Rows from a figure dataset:
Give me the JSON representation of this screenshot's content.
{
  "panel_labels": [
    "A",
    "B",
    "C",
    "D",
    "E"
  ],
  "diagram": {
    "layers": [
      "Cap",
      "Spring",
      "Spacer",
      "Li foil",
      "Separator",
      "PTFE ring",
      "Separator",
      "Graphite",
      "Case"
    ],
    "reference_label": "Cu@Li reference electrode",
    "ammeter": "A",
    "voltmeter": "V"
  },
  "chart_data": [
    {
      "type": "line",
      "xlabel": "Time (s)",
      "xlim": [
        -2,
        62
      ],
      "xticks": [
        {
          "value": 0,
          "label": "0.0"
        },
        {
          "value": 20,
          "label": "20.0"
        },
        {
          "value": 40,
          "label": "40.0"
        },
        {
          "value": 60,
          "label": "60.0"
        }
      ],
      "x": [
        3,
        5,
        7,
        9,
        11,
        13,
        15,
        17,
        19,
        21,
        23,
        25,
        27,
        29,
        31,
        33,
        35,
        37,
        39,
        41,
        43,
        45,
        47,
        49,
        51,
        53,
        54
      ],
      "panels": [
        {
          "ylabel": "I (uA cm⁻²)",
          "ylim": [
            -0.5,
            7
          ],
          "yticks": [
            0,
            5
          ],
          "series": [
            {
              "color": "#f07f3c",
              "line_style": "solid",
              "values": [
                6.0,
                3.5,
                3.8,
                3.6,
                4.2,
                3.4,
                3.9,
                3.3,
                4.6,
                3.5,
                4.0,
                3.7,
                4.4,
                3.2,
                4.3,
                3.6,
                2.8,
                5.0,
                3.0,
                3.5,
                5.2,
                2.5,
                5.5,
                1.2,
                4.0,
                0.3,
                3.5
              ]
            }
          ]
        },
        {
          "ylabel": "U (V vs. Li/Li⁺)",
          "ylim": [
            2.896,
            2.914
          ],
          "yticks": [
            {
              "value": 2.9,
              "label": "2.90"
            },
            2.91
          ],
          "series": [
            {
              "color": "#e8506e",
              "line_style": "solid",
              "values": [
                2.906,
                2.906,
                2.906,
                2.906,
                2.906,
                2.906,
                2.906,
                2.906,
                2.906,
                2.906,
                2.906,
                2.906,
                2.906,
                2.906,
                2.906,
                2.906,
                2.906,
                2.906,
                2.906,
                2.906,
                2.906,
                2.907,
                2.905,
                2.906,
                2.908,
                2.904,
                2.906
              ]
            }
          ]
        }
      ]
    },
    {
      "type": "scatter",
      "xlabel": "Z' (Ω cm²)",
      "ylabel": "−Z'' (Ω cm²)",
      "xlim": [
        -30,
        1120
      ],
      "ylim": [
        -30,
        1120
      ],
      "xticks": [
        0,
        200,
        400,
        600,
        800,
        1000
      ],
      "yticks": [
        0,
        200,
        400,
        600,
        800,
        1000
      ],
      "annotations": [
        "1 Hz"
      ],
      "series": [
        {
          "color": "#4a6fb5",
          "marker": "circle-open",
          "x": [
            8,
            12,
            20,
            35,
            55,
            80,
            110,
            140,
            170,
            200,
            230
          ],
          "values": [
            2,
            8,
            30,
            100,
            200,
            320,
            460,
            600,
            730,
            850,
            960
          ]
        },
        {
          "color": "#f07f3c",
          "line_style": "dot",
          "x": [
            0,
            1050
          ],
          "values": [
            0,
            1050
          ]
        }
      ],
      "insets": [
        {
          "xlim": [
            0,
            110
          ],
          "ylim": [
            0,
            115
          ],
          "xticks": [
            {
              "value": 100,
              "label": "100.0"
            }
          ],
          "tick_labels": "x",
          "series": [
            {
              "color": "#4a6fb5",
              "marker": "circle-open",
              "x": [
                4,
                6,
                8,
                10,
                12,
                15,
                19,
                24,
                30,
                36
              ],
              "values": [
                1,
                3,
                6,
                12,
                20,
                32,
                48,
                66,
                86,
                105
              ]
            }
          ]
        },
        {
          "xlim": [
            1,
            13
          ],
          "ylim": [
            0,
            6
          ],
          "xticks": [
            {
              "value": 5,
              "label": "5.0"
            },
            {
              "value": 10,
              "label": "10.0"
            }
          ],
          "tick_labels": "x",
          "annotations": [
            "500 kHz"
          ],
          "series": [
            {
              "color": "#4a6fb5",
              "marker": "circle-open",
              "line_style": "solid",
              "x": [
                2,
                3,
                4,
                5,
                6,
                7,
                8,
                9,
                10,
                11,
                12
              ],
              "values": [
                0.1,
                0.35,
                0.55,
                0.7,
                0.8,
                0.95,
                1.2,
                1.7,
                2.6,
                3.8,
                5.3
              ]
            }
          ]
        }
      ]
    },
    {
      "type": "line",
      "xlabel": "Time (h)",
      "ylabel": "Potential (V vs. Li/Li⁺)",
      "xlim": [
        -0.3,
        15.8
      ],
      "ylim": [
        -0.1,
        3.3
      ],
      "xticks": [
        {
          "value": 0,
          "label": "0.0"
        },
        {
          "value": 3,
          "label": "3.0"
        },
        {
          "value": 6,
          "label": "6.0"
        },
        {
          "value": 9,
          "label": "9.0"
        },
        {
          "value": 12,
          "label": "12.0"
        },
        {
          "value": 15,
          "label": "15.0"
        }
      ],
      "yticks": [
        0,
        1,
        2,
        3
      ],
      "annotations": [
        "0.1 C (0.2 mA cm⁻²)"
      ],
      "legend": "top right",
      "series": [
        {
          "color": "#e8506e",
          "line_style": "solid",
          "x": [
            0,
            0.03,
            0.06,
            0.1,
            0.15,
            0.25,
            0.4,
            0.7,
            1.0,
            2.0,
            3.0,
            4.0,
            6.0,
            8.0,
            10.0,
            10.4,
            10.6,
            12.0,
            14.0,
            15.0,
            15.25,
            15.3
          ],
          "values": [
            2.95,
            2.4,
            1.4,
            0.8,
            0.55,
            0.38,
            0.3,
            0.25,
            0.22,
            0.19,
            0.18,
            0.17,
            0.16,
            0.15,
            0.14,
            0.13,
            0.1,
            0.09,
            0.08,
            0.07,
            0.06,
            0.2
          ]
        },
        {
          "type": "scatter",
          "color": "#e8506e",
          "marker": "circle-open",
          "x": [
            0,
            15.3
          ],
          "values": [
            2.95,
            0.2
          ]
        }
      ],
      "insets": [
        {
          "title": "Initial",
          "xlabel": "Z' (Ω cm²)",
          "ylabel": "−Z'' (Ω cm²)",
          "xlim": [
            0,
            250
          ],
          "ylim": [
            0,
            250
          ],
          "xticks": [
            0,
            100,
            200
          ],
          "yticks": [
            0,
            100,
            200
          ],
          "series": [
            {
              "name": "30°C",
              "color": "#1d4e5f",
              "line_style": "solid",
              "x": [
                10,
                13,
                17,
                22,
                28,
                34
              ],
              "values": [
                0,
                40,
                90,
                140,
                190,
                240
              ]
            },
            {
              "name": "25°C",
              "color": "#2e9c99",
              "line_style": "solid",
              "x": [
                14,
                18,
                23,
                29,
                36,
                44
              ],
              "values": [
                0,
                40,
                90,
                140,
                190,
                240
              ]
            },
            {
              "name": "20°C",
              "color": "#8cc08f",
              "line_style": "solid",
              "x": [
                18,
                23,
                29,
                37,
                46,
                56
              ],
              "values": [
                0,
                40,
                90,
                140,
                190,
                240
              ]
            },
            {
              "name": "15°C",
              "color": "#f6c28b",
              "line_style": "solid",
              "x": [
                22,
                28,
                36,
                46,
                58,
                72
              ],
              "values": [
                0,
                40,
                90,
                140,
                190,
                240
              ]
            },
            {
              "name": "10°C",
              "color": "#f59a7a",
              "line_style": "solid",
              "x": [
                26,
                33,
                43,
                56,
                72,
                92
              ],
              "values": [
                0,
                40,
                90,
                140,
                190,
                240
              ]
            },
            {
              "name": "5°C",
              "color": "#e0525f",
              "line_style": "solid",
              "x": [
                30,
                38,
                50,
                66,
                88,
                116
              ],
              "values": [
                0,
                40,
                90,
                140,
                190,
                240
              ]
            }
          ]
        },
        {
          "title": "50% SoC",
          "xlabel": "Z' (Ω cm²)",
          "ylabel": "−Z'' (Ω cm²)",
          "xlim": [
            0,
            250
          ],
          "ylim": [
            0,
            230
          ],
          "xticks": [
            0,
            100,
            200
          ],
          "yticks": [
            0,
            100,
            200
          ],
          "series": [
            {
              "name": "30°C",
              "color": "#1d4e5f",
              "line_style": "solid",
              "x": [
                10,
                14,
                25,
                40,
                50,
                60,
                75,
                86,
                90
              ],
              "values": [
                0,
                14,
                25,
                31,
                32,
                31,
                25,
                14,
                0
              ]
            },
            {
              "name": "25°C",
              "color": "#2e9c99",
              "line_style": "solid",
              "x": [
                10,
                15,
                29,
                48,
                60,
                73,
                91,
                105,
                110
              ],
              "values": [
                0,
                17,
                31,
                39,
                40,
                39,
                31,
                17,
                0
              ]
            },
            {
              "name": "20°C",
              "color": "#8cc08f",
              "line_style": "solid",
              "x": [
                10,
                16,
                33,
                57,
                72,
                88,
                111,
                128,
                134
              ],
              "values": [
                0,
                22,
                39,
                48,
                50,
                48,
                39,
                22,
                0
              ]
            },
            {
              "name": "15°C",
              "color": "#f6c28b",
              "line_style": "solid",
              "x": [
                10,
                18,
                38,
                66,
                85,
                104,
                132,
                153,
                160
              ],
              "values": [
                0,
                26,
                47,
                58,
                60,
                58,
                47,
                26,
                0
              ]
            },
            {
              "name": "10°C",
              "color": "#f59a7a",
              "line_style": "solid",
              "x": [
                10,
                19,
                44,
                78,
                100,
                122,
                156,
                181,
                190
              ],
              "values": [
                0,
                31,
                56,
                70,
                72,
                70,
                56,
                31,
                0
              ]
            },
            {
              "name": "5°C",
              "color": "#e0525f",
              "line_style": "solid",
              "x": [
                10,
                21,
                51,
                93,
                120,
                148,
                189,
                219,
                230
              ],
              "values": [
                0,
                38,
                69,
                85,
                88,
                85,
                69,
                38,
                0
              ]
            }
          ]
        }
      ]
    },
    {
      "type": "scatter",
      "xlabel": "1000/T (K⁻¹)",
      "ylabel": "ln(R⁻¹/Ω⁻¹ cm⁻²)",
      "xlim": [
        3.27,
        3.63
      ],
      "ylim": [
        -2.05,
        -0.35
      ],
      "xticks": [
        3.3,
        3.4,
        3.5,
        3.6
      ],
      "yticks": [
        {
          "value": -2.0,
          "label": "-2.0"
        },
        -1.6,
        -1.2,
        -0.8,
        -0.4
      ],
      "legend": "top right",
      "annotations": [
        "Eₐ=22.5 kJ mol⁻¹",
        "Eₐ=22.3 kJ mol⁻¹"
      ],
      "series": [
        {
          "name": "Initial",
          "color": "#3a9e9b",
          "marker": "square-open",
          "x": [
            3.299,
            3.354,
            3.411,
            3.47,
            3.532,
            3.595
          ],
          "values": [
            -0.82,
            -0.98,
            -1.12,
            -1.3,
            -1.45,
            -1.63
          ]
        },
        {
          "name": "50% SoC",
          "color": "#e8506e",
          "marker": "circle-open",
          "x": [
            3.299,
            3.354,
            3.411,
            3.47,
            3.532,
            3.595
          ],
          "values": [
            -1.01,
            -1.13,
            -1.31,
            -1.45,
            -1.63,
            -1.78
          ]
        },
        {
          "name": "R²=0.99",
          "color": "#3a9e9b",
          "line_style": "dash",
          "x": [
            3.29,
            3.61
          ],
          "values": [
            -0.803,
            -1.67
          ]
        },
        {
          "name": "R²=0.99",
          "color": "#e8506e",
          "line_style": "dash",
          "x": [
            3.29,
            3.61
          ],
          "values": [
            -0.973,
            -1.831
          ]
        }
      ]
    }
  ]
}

■ PROBLEM ■
Scan the entries above. Copy each line that has the string "ylabel".

■ THE REPLY ■
          "ylabel": "I (uA cm⁻²)",
          "ylabel": "U (V vs. Li/Li⁺)",
      "ylabel": "−Z'' (Ω cm²)",
      "ylabel": "Potential (V vs. Li/Li⁺)",
          "ylabel": "−Z'' (Ω cm²)",
          "ylabel": "−Z'' (Ω cm²)",
      "ylabel": "ln(R⁻¹/Ω⁻¹ cm⁻²)",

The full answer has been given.